TASK PROMPT:
Repeat every line exactly, keeping the pictures out of the copy.

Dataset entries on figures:
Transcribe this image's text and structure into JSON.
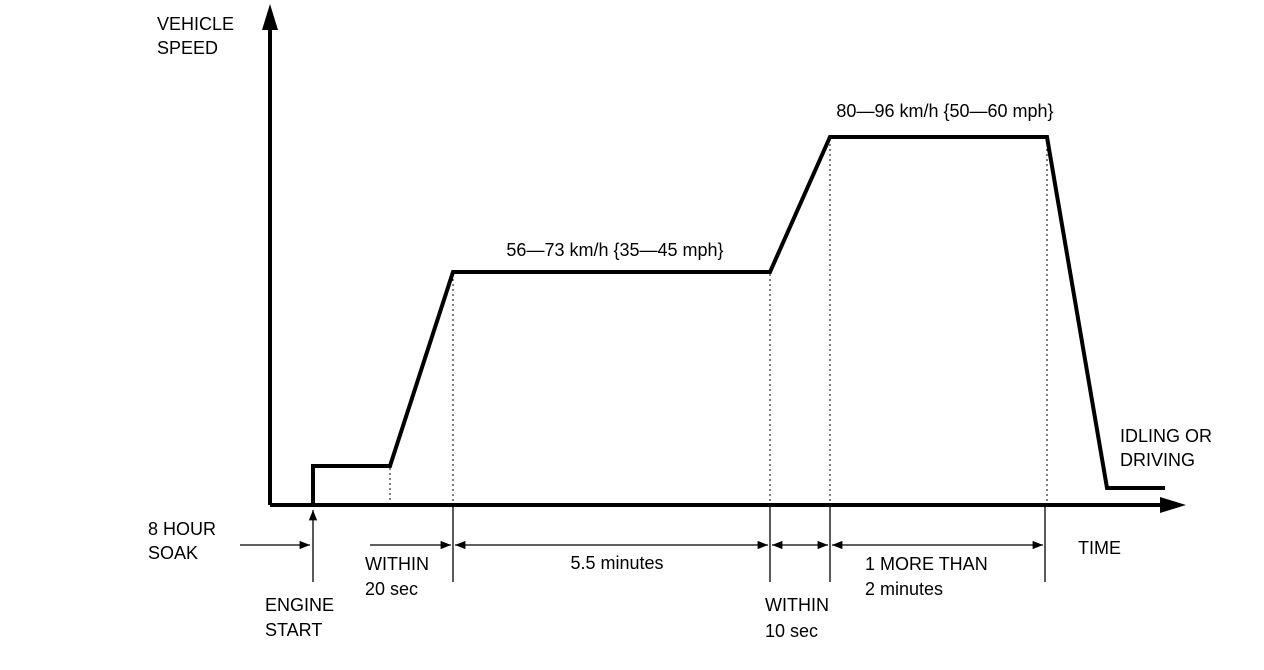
{
  "axis": {
    "y_label": [
      "VEHICLE",
      "SPEED"
    ],
    "x_label": "TIME"
  },
  "stages": {
    "speed_1": "56—73 km/h {35—45 mph}",
    "speed_2": "80—96 km/h {50—60 mph}",
    "end": [
      "IDLING OR",
      "DRIVING"
    ]
  },
  "timeline": {
    "soak": [
      "8 HOUR",
      "SOAK"
    ],
    "engine_start": [
      "ENGINE",
      "START"
    ],
    "within_20": [
      "WITHIN",
      "20 sec"
    ],
    "cruise_1": "5.5 minutes",
    "within_10": [
      "WITHIN",
      "10 sec"
    ],
    "cruise_2": [
      "1 MORE THAN",
      "2 minutes"
    ]
  }
}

EXERCISE RESULT:
Transcribe this image's text and structure into JSON.
{
  "axis": {
    "y_label": [
      "VEHICLE",
      "SPEED"
    ],
    "x_label": "TIME"
  },
  "stages": {
    "speed_1": "56—73 km/h {35—45 mph}",
    "speed_2": "80—96 km/h {50—60 mph}",
    "end": [
      "IDLING OR",
      "DRIVING"
    ]
  },
  "timeline": {
    "soak": [
      "8 HOUR",
      "SOAK"
    ],
    "engine_start": [
      "ENGINE",
      "START"
    ],
    "within_20": [
      "WITHIN",
      "20 sec"
    ],
    "cruise_1": "5.5 minutes",
    "within_10": [
      "WITHIN",
      "10 sec"
    ],
    "cruise_2": [
      "1 MORE THAN",
      "2 minutes"
    ]
  }
}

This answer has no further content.